**AIM OF THE TASK**
Search the material for the string "support" and copy each line where it occurs.

--- START OF RECORDS ---

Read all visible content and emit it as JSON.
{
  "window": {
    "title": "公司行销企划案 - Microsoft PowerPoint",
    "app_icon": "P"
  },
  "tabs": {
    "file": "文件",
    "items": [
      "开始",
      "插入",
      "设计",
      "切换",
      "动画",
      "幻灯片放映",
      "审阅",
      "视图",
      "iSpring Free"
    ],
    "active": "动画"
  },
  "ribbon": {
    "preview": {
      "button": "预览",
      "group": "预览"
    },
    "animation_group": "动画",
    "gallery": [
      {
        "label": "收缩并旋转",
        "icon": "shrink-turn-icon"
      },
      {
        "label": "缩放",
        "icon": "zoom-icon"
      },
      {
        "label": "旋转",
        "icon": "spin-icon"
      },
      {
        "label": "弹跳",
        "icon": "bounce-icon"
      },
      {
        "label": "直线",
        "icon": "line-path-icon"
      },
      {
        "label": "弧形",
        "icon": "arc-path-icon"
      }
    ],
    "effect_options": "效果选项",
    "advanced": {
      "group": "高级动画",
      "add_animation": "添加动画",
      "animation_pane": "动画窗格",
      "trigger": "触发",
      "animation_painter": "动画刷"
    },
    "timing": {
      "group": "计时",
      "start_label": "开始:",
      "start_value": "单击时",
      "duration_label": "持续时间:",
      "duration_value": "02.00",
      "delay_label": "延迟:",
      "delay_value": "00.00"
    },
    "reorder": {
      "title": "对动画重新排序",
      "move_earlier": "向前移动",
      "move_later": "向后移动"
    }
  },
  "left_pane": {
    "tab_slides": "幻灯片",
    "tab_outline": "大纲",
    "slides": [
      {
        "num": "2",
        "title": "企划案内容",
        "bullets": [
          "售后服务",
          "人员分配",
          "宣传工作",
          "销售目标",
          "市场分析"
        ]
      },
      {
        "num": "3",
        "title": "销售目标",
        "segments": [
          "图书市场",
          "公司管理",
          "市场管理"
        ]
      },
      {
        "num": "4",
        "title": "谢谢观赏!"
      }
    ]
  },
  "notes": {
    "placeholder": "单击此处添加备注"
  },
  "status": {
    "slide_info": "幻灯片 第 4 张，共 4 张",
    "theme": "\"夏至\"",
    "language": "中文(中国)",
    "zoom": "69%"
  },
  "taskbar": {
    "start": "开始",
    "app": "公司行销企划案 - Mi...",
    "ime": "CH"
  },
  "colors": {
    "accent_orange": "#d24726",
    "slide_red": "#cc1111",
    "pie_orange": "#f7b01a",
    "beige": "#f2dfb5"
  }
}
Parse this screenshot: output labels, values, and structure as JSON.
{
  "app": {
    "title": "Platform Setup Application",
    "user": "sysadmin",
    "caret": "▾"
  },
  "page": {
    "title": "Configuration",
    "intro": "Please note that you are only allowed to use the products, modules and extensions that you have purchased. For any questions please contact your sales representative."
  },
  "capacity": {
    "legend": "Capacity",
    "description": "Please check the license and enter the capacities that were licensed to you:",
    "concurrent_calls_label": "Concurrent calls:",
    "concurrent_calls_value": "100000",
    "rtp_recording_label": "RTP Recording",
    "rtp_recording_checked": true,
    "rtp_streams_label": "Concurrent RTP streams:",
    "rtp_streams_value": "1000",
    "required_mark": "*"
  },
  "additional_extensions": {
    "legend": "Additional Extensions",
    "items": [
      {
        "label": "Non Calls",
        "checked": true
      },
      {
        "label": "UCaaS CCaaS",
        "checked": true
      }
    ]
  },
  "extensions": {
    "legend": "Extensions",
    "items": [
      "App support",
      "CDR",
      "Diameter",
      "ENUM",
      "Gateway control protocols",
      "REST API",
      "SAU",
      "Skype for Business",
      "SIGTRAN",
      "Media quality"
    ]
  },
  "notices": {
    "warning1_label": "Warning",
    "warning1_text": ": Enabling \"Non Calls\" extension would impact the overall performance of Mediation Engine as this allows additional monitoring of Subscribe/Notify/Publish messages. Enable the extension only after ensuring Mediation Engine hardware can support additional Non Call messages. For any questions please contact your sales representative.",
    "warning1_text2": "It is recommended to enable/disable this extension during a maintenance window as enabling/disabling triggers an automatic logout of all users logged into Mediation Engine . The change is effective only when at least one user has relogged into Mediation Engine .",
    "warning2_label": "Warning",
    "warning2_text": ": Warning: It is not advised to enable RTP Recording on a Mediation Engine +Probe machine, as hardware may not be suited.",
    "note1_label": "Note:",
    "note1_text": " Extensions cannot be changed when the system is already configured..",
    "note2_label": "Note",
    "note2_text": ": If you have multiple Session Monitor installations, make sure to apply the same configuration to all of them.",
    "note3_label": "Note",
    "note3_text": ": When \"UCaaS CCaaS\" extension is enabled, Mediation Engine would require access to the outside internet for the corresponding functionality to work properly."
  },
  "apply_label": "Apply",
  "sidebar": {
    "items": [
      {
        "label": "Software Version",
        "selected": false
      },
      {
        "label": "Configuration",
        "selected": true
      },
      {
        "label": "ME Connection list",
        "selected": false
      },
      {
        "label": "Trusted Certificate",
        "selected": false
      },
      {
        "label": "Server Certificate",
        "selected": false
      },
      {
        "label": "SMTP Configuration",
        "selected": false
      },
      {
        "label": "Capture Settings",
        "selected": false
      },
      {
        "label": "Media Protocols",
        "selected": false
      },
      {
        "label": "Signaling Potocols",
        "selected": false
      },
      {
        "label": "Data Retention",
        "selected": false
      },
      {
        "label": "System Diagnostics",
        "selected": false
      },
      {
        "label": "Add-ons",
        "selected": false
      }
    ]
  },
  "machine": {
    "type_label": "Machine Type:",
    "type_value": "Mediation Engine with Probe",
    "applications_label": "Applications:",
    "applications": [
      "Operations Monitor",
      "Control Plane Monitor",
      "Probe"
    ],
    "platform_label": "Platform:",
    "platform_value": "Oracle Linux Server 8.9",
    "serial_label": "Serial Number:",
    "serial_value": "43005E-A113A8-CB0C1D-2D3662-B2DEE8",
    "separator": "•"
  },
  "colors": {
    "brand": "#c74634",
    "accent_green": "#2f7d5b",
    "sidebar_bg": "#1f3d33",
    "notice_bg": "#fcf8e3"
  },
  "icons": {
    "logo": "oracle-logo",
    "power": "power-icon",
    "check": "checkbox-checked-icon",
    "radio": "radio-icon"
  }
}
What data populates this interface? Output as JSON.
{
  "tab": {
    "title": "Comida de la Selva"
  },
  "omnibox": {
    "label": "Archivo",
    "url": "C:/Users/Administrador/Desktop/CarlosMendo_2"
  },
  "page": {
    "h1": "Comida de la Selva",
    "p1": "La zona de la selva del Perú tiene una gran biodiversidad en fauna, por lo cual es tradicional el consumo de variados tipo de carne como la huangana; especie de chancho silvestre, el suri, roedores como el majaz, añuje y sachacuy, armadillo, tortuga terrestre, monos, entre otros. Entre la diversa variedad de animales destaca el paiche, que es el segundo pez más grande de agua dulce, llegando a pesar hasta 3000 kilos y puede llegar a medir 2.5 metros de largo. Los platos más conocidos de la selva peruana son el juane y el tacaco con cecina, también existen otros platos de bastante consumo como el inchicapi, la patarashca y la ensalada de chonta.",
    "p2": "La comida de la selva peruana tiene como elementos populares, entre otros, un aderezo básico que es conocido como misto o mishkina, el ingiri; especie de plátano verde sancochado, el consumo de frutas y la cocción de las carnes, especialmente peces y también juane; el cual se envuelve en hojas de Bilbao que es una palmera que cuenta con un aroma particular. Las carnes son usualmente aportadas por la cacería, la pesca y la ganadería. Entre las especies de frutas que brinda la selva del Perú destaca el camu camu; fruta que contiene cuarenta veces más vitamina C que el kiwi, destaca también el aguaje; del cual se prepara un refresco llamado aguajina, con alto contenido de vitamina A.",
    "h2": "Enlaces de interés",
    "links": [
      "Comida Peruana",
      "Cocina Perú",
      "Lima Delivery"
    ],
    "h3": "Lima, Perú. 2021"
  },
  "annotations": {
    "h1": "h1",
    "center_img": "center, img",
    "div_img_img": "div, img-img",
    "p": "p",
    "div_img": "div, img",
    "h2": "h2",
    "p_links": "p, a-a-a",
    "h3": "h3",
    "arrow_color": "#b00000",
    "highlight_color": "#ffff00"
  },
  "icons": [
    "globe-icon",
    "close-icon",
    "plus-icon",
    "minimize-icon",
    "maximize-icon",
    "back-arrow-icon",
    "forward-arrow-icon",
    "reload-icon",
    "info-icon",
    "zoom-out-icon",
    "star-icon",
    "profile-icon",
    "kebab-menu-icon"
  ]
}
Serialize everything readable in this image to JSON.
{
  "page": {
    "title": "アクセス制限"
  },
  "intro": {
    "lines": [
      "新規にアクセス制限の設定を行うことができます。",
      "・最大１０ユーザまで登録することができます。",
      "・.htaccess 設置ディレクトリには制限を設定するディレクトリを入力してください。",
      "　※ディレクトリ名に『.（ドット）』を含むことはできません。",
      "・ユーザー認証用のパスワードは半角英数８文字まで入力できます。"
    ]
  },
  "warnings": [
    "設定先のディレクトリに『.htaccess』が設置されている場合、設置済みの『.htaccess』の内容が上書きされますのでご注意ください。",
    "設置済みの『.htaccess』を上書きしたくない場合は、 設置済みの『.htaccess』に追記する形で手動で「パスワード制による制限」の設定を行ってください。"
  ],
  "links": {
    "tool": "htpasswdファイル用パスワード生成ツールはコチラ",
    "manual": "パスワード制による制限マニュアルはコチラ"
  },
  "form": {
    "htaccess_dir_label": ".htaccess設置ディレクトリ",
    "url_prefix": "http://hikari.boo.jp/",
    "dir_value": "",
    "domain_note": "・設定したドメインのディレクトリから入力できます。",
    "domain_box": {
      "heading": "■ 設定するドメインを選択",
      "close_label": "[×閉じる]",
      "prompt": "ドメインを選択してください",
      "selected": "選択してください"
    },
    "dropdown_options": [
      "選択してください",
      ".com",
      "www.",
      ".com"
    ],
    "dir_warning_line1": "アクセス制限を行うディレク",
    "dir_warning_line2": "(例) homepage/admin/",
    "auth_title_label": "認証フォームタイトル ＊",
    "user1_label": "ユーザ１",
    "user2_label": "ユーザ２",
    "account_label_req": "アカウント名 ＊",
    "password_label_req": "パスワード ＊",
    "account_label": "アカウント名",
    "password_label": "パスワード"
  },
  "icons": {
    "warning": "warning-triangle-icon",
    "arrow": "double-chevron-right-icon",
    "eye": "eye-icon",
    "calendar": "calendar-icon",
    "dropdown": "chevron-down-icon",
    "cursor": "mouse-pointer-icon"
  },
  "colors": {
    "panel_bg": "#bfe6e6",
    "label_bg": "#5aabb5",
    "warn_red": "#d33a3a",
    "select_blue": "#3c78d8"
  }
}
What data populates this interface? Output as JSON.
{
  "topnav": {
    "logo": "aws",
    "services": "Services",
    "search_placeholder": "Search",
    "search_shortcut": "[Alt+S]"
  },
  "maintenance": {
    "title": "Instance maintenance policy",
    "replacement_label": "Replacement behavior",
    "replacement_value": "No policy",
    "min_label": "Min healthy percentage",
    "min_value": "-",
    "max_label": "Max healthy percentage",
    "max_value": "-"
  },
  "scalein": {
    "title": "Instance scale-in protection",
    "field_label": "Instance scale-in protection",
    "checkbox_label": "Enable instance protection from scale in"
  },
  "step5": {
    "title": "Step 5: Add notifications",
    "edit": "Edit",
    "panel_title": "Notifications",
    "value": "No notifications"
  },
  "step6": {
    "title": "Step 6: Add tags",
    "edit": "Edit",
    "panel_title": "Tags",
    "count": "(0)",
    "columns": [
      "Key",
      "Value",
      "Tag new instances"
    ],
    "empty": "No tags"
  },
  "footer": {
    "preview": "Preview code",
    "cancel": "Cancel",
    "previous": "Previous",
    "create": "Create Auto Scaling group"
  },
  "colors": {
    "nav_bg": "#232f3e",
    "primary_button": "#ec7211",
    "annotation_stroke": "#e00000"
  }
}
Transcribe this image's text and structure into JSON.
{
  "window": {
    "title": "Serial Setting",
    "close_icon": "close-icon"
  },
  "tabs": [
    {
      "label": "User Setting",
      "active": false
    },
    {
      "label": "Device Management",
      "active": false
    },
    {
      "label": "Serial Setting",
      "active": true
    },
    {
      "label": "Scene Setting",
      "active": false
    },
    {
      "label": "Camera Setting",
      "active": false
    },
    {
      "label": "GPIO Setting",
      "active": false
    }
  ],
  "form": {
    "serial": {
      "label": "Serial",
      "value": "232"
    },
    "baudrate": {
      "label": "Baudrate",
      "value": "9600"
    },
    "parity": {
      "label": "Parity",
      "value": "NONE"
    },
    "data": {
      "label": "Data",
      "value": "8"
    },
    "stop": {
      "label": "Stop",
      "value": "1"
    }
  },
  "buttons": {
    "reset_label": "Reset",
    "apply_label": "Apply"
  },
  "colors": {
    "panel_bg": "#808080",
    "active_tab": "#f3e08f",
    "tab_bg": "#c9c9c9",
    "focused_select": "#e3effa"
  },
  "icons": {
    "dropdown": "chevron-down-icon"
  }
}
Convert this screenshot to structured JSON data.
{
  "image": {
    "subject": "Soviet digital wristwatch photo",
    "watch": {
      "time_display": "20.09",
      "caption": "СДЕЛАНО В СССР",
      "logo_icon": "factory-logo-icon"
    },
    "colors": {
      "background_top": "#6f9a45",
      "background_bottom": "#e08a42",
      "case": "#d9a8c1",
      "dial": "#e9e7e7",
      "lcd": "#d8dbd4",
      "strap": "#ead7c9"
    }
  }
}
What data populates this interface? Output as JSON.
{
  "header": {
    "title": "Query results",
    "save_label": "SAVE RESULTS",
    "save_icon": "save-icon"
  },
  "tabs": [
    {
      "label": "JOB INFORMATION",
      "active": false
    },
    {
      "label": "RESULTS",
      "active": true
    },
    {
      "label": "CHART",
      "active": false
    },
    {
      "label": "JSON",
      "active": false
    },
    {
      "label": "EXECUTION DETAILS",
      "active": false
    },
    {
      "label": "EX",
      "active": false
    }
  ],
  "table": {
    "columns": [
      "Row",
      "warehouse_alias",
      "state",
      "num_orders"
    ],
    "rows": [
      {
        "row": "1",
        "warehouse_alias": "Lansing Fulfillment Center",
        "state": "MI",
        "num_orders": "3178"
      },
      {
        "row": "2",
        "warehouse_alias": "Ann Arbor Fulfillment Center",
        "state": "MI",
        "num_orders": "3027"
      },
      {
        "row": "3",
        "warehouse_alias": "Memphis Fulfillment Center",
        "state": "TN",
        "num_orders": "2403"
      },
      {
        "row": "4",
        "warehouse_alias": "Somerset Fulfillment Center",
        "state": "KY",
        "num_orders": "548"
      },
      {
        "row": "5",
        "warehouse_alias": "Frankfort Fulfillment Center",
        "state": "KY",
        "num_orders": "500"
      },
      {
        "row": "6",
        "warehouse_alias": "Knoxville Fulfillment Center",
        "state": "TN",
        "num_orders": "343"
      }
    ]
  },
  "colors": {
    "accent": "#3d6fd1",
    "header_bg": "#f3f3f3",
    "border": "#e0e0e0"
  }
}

--- END OF RECORDS ---

**SOLVED PROBLEM**
      "App support",
    "warning1_text": ": Enabling \"Non Calls\" extension would impact the overall performance of Mediation Engine as this allows additional monitoring of Subscribe/Notify/Publish messages. Enable the extension only after ensuring Mediation Engine hardware can support additional Non Call messages. For any questions please contact your sales representative.",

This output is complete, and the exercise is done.